• _Task goal_:
Work out how many lines of the records hold the string "personnel", and reply with that number alone.

'''

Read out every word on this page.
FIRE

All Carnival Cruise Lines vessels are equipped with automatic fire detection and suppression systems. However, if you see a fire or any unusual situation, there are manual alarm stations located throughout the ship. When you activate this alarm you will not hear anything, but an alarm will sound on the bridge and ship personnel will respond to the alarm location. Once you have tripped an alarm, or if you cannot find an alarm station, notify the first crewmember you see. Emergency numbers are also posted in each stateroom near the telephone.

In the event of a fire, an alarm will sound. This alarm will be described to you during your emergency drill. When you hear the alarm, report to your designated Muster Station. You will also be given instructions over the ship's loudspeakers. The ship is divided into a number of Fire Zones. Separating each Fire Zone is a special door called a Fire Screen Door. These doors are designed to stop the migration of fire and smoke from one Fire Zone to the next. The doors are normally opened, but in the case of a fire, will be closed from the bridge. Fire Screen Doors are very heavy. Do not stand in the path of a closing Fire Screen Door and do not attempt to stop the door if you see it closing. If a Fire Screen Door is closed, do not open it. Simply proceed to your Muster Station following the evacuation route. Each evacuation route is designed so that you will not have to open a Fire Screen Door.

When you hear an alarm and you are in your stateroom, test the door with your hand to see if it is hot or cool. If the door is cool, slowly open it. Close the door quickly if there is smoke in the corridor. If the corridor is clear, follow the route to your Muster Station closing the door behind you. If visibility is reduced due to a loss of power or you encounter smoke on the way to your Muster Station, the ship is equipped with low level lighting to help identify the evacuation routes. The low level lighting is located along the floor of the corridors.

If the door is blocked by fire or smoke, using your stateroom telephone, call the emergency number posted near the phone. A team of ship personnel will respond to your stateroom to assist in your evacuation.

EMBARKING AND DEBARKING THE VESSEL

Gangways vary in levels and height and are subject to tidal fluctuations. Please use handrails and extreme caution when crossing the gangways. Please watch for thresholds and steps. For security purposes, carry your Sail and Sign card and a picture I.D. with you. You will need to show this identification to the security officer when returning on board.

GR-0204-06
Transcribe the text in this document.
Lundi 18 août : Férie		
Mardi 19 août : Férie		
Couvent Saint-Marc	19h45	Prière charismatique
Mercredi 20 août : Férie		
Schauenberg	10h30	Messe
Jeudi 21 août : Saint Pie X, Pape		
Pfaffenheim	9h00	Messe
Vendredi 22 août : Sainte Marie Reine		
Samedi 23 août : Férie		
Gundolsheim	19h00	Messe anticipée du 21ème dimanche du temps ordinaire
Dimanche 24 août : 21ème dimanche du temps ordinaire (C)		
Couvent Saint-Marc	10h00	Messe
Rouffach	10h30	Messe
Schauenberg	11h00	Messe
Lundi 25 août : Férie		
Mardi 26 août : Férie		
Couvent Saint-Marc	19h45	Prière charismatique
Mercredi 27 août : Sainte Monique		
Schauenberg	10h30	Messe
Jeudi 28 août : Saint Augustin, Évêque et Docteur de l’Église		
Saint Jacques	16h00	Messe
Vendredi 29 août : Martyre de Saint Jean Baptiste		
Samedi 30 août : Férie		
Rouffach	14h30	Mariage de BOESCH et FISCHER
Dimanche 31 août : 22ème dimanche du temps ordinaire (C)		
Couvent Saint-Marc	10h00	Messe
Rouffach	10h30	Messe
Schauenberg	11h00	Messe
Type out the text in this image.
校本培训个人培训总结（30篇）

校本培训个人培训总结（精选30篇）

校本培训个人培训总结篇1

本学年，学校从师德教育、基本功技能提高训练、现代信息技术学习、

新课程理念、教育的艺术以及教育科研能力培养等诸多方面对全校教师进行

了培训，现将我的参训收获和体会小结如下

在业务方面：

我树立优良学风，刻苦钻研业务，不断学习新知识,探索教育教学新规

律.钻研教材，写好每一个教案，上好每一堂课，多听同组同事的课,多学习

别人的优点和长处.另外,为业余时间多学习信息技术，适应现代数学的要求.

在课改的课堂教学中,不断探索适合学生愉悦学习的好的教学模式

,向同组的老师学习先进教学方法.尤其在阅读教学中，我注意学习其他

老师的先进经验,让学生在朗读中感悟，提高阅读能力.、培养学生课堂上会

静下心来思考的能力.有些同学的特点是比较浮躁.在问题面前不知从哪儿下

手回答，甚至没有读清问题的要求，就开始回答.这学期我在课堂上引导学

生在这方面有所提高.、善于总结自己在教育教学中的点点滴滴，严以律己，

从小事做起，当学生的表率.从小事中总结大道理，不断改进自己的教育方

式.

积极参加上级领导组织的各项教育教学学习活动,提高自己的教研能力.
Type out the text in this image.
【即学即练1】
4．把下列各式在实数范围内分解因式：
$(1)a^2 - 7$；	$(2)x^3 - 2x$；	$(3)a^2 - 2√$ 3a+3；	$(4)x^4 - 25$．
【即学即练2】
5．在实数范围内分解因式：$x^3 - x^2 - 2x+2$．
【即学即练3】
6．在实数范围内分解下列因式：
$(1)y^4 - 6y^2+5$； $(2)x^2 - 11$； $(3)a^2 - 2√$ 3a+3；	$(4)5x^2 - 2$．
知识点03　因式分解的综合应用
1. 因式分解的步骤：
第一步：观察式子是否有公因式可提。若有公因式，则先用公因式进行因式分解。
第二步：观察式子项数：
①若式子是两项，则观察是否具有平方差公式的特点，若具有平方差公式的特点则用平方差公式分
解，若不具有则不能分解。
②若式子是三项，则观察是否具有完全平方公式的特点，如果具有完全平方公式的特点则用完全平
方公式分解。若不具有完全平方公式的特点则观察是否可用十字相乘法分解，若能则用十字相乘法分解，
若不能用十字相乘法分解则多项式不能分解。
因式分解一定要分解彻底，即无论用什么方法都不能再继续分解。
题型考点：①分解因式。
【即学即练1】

'''

• _Answer to this task_:
2